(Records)
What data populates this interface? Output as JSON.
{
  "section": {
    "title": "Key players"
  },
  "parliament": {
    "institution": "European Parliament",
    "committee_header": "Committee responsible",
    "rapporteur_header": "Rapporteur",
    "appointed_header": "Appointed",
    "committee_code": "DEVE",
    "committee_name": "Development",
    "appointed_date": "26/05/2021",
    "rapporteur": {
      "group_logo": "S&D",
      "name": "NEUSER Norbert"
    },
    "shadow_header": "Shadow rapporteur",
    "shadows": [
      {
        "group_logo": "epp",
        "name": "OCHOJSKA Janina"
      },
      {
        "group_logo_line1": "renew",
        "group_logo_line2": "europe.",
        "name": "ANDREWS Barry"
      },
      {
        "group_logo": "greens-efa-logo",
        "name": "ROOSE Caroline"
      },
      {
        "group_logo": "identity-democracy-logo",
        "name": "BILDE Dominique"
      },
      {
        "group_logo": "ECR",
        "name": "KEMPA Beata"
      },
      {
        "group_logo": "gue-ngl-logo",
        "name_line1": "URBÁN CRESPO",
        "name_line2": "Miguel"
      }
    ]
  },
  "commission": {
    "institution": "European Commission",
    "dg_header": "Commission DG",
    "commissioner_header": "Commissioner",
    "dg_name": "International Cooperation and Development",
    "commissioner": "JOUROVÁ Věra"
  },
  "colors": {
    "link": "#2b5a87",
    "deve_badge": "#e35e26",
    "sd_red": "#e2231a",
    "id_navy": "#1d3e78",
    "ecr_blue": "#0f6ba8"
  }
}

■ **EXERCISE AIM**:
Reproduce the listing shown above in its entirety, exactly.

■ **WRITTEN REPLY**:
What data populates this interface? Output as JSON.
{
  "section": {
    "title": "Key players"
  },
  "parliament": {
    "institution": "European Parliament",
    "committee_header": "Committee responsible",
    "rapporteur_header": "Rapporteur",
    "appointed_header": "Appointed",
    "committee_code": "DEVE",
    "committee_name": "Development",
    "appointed_date": "26/05/2021",
    "rapporteur": {
      "group_logo": "S&D",
      "name": "NEUSER Norbert"
    },
    "shadow_header": "Shadow rapporteur",
    "shadows": [
      {
        "group_logo": "epp",
        "name": "OCHOJSKA Janina"
      },
      {
        "group_logo_line1": "renew",
        "group_logo_line2": "europe.",
        "name": "ANDREWS Barry"
      },
      {
        "group_logo": "greens-efa-logo",
        "name": "ROOSE Caroline"
      },
      {
        "group_logo": "identity-democracy-logo",
        "name": "BILDE Dominique"
      },
      {
        "group_logo": "ECR",
        "name": "KEMPA Beata"
      },
      {
        "group_logo": "gue-ngl-logo",
        "name_line1": "URBÁN CRESPO",
        "name_line2": "Miguel"
      }
    ]
  },
  "commission": {
    "institution": "European Commission",
    "dg_header": "Commission DG",
    "commissioner_header": "Commissioner",
    "dg_name": "International Cooperation and Development",
    "commissioner": "JOUROVÁ Věra"
  },
  "colors": {
    "link": "#2b5a87",
    "deve_badge": "#e35e26",
    "sd_red": "#e2231a",
    "id_navy": "#1d3e78",
    "ecr_blue": "#0f6ba8"
  }
}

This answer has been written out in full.